▸ Written problem: Return the listing below unchanged, minus its pictures.

Extracted records:

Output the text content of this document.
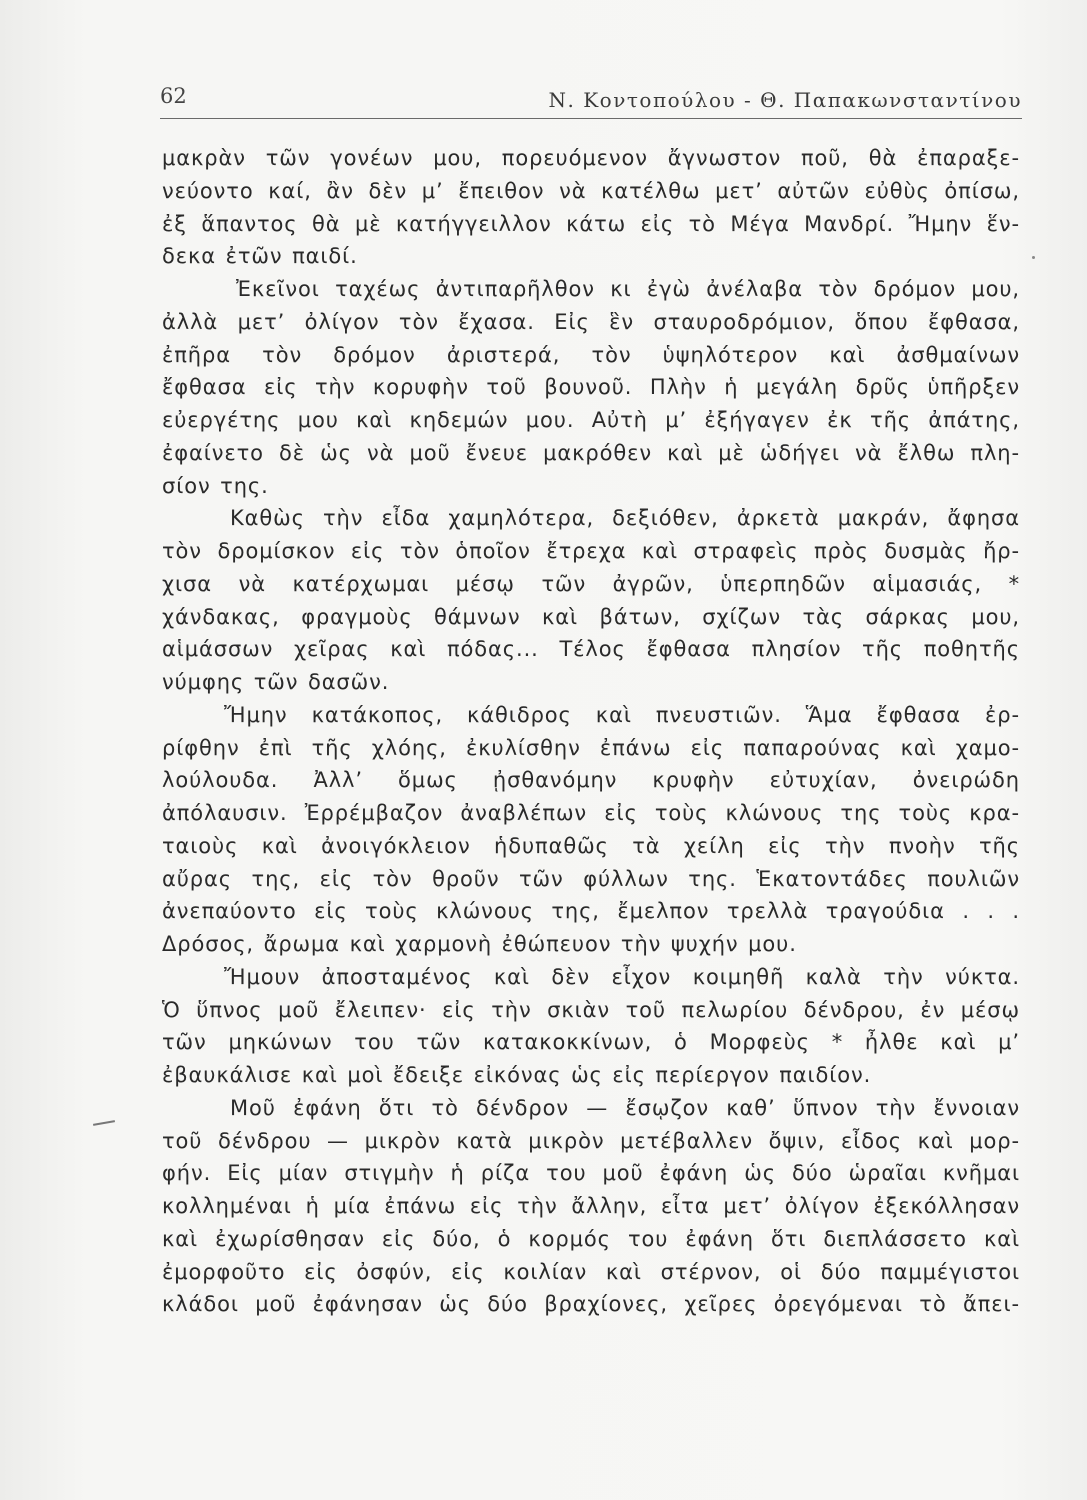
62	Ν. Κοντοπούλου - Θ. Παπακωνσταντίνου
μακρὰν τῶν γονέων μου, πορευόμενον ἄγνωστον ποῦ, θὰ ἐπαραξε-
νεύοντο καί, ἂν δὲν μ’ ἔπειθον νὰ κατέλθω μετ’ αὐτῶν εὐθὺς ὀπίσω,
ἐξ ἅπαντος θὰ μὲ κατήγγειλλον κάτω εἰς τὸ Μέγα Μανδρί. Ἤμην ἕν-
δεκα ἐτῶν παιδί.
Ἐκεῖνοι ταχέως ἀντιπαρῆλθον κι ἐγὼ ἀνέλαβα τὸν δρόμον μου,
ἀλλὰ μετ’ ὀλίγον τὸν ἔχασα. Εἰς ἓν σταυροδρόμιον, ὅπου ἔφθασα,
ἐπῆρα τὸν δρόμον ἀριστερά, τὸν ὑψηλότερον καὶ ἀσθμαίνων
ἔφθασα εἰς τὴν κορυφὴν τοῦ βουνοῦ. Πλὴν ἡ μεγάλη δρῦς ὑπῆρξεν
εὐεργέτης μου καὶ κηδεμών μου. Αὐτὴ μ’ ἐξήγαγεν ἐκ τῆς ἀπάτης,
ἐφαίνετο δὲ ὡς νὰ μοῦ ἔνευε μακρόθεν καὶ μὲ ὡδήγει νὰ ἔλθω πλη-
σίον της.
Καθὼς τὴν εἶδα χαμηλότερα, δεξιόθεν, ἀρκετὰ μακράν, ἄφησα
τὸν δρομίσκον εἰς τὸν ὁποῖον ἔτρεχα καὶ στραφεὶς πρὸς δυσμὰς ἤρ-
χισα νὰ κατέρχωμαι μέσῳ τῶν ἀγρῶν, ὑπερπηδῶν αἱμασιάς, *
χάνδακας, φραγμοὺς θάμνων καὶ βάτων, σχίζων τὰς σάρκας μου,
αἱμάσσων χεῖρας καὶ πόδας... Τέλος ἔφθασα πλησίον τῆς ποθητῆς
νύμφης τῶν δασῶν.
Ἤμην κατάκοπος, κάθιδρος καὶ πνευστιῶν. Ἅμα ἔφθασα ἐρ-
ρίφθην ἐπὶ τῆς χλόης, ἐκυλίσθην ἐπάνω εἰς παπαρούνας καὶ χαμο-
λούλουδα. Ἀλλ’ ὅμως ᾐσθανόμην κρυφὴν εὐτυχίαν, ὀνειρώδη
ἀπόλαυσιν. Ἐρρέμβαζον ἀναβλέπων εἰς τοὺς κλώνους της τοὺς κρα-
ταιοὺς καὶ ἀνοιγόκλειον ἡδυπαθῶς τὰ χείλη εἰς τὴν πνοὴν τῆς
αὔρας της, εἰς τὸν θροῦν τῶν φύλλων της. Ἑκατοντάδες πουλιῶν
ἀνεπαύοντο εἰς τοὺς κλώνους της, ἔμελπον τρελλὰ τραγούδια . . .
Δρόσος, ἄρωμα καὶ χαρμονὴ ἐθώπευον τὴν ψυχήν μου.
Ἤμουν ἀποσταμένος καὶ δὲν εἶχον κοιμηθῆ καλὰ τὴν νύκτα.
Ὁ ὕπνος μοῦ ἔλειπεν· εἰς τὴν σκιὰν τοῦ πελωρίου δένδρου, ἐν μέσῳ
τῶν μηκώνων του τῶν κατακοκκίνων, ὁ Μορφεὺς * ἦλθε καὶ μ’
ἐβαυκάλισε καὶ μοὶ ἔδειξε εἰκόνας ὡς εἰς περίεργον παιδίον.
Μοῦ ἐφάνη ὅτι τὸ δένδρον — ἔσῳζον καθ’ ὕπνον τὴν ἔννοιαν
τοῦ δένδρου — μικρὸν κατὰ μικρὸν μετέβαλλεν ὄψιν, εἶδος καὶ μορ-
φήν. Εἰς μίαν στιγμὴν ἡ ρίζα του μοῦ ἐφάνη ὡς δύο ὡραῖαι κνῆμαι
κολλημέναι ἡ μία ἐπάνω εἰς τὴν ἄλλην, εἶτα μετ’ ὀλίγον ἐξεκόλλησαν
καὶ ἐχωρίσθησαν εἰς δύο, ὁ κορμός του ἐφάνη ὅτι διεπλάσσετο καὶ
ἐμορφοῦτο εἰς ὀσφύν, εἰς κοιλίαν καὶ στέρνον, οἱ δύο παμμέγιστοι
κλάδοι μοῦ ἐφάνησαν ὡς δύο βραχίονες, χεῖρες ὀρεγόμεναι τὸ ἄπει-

▸ Response to this task:
Output the text content of this document.
62	Ν. Κοντοπούλου - Θ. Παπακωνσταντίνου
μακρὰν τῶν γονέων μου, πορευόμενον ἄγνωστον ποῦ, θὰ ἐπαραξε-
νεύοντο καί, ἂν δὲν μ’ ἔπειθον νὰ κατέλθω μετ’ αὐτῶν εὐθὺς ὀπίσω,
ἐξ ἅπαντος θὰ μὲ κατήγγειλλον κάτω εἰς τὸ Μέγα Μανδρί. Ἤμην ἕν-
δεκα ἐτῶν παιδί.
Ἐκεῖνοι ταχέως ἀντιπαρῆλθον κι ἐγὼ ἀνέλαβα τὸν δρόμον μου,
ἀλλὰ μετ’ ὀλίγον τὸν ἔχασα. Εἰς ἓν σταυροδρόμιον, ὅπου ἔφθασα,
ἐπῆρα τὸν δρόμον ἀριστερά, τὸν ὑψηλότερον καὶ ἀσθμαίνων
ἔφθασα εἰς τὴν κορυφὴν τοῦ βουνοῦ. Πλὴν ἡ μεγάλη δρῦς ὑπῆρξεν
εὐεργέτης μου καὶ κηδεμών μου. Αὐτὴ μ’ ἐξήγαγεν ἐκ τῆς ἀπάτης,
ἐφαίνετο δὲ ὡς νὰ μοῦ ἔνευε μακρόθεν καὶ μὲ ὡδήγει νὰ ἔλθω πλη-
σίον της.
Καθὼς τὴν εἶδα χαμηλότερα, δεξιόθεν, ἀρκετὰ μακράν, ἄφησα
τὸν δρομίσκον εἰς τὸν ὁποῖον ἔτρεχα καὶ στραφεὶς πρὸς δυσμὰς ἤρ-
χισα νὰ κατέρχωμαι μέσῳ τῶν ἀγρῶν, ὑπερπηδῶν αἱμασιάς, *
χάνδακας, φραγμοὺς θάμνων καὶ βάτων, σχίζων τὰς σάρκας μου,
αἱμάσσων χεῖρας καὶ πόδας... Τέλος ἔφθασα πλησίον τῆς ποθητῆς
νύμφης τῶν δασῶν.
Ἤμην κατάκοπος, κάθιδρος καὶ πνευστιῶν. Ἅμα ἔφθασα ἐρ-
ρίφθην ἐπὶ τῆς χλόης, ἐκυλίσθην ἐπάνω εἰς παπαρούνας καὶ χαμο-
λούλουδα. Ἀλλ’ ὅμως ᾐσθανόμην κρυφὴν εὐτυχίαν, ὀνειρώδη
ἀπόλαυσιν. Ἐρρέμβαζον ἀναβλέπων εἰς τοὺς κλώνους της τοὺς κρα-
ταιοὺς καὶ ἀνοιγόκλειον ἡδυπαθῶς τὰ χείλη εἰς τὴν πνοὴν τῆς
αὔρας της, εἰς τὸν θροῦν τῶν φύλλων της. Ἑκατοντάδες πουλιῶν
ἀνεπαύοντο εἰς τοὺς κλώνους της, ἔμελπον τρελλὰ τραγούδια . . .
Δρόσος, ἄρωμα καὶ χαρμονὴ ἐθώπευον τὴν ψυχήν μου.
Ἤμουν ἀποσταμένος καὶ δὲν εἶχον κοιμηθῆ καλὰ τὴν νύκτα.
Ὁ ὕπνος μοῦ ἔλειπεν· εἰς τὴν σκιὰν τοῦ πελωρίου δένδρου, ἐν μέσῳ
τῶν μηκώνων του τῶν κατακοκκίνων, ὁ Μορφεὺς * ἦλθε καὶ μ’
ἐβαυκάλισε καὶ μοὶ ἔδειξε εἰκόνας ὡς εἰς περίεργον παιδίον.
Μοῦ ἐφάνη ὅτι τὸ δένδρον — ἔσῳζον καθ’ ὕπνον τὴν ἔννοιαν
τοῦ δένδρου — μικρὸν κατὰ μικρὸν μετέβαλλεν ὄψιν, εἶδος καὶ μορ-
φήν. Εἰς μίαν στιγμὴν ἡ ρίζα του μοῦ ἐφάνη ὡς δύο ὡραῖαι κνῆμαι
κολλημέναι ἡ μία ἐπάνω εἰς τὴν ἄλλην, εἶτα μετ’ ὀλίγον ἐξεκόλλησαν
καὶ ἐχωρίσθησαν εἰς δύο, ὁ κορμός του ἐφάνη ὅτι διεπλάσσετο καὶ
ἐμορφοῦτο εἰς ὀσφύν, εἰς κοιλίαν καὶ στέρνον, οἱ δύο παμμέγιστοι
κλάδοι μοῦ ἐφάνησαν ὡς δύο βραχίονες, χεῖρες ὀρεγόμεναι τὸ ἄπει-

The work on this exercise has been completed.